▶ **Dataset entries**:
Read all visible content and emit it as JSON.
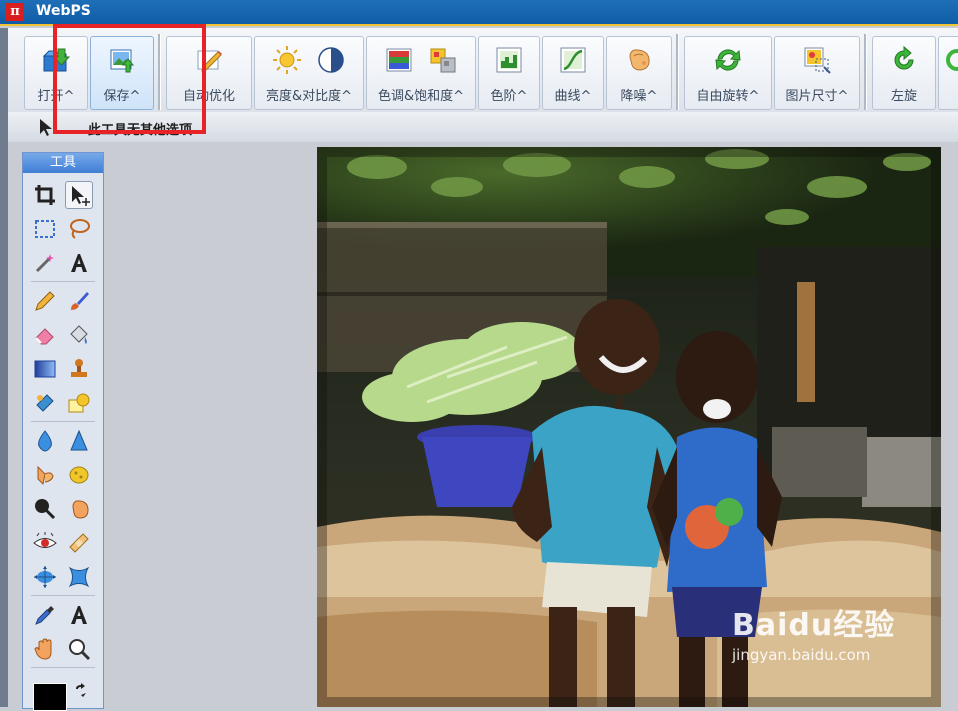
{
  "window": {
    "title": "WebPS"
  },
  "toolbar": {
    "buttons": [
      {
        "id": "open",
        "label": "打开^",
        "icon": "folder-open-icon"
      },
      {
        "id": "save",
        "label": "保存^",
        "icon": "save-image-icon"
      },
      {
        "id": "auto",
        "label": "自动优化",
        "icon": "auto-enhance-icon"
      },
      {
        "id": "brightness",
        "label": "亮度&对比度^",
        "icon": "sun-contrast-icon"
      },
      {
        "id": "hue",
        "label": "色调&饱和度^",
        "icon": "hue-saturation-icon"
      },
      {
        "id": "levels",
        "label": "色阶^",
        "icon": "levels-icon"
      },
      {
        "id": "curves",
        "label": "曲线^",
        "icon": "curves-icon"
      },
      {
        "id": "denoise",
        "label": "降噪^",
        "icon": "denoise-icon"
      },
      {
        "id": "rotate",
        "label": "自由旋转^",
        "icon": "free-rotate-icon"
      },
      {
        "id": "size",
        "label": "图片尺寸^",
        "icon": "image-size-icon"
      },
      {
        "id": "rotate-left",
        "label": "左旋",
        "icon": "rotate-left-icon"
      }
    ]
  },
  "options": {
    "text": "此工具无其他选项"
  },
  "toolbox": {
    "title": "工具",
    "tools": [
      "crop-icon",
      "move-select-icon",
      "rect-select-icon",
      "lasso-icon",
      "magic-wand-icon",
      "text-icon",
      "pencil-icon",
      "brush-icon",
      "eraser-icon",
      "paint-bucket-icon",
      "gradient-icon",
      "stamp-icon",
      "patch-icon",
      "shape-icon",
      "blur-drop-icon",
      "sharpen-icon",
      "smudge-icon",
      "sponge-icon",
      "dodge-icon",
      "burn-icon",
      "red-eye-icon",
      "bandage-icon",
      "transform-icon",
      "warp-icon",
      "eyedropper-icon",
      "text-type-icon",
      "hand-icon",
      "zoom-icon"
    ]
  },
  "watermark": {
    "logo": "Baidu经验",
    "url": "jingyan.baidu.com"
  },
  "colors": {
    "highlight": "#e82327",
    "title_bar": "#1466b1",
    "accent_strip": "#f3c431"
  }
}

▶ **Exercise prompt**:
Except for the pictures, print the data above exactly.

▶ **The reply**:
Read all visible content and emit it as JSON.
{
  "window": {
    "title": "WebPS"
  },
  "toolbar": {
    "buttons": [
      {
        "id": "open",
        "label": "打开^",
        "icon": "folder-open-icon"
      },
      {
        "id": "save",
        "label": "保存^",
        "icon": "save-image-icon"
      },
      {
        "id": "auto",
        "label": "自动优化",
        "icon": "auto-enhance-icon"
      },
      {
        "id": "brightness",
        "label": "亮度&对比度^",
        "icon": "sun-contrast-icon"
      },
      {
        "id": "hue",
        "label": "色调&饱和度^",
        "icon": "hue-saturation-icon"
      },
      {
        "id": "levels",
        "label": "色阶^",
        "icon": "levels-icon"
      },
      {
        "id": "curves",
        "label": "曲线^",
        "icon": "curves-icon"
      },
      {
        "id": "denoise",
        "label": "降噪^",
        "icon": "denoise-icon"
      },
      {
        "id": "rotate",
        "label": "自由旋转^",
        "icon": "free-rotate-icon"
      },
      {
        "id": "size",
        "label": "图片尺寸^",
        "icon": "image-size-icon"
      },
      {
        "id": "rotate-left",
        "label": "左旋",
        "icon": "rotate-left-icon"
      }
    ]
  },
  "options": {
    "text": "此工具无其他选项"
  },
  "toolbox": {
    "title": "工具",
    "tools": [
      "crop-icon",
      "move-select-icon",
      "rect-select-icon",
      "lasso-icon",
      "magic-wand-icon",
      "text-icon",
      "pencil-icon",
      "brush-icon",
      "eraser-icon",
      "paint-bucket-icon",
      "gradient-icon",
      "stamp-icon",
      "patch-icon",
      "shape-icon",
      "blur-drop-icon",
      "sharpen-icon",
      "smudge-icon",
      "sponge-icon",
      "dodge-icon",
      "burn-icon",
      "red-eye-icon",
      "bandage-icon",
      "transform-icon",
      "warp-icon",
      "eyedropper-icon",
      "text-type-icon",
      "hand-icon",
      "zoom-icon"
    ]
  },
  "watermark": {
    "logo": "Baidu经验",
    "url": "jingyan.baidu.com"
  },
  "colors": {
    "highlight": "#e82327",
    "title_bar": "#1466b1",
    "accent_strip": "#f3c431"
  }
}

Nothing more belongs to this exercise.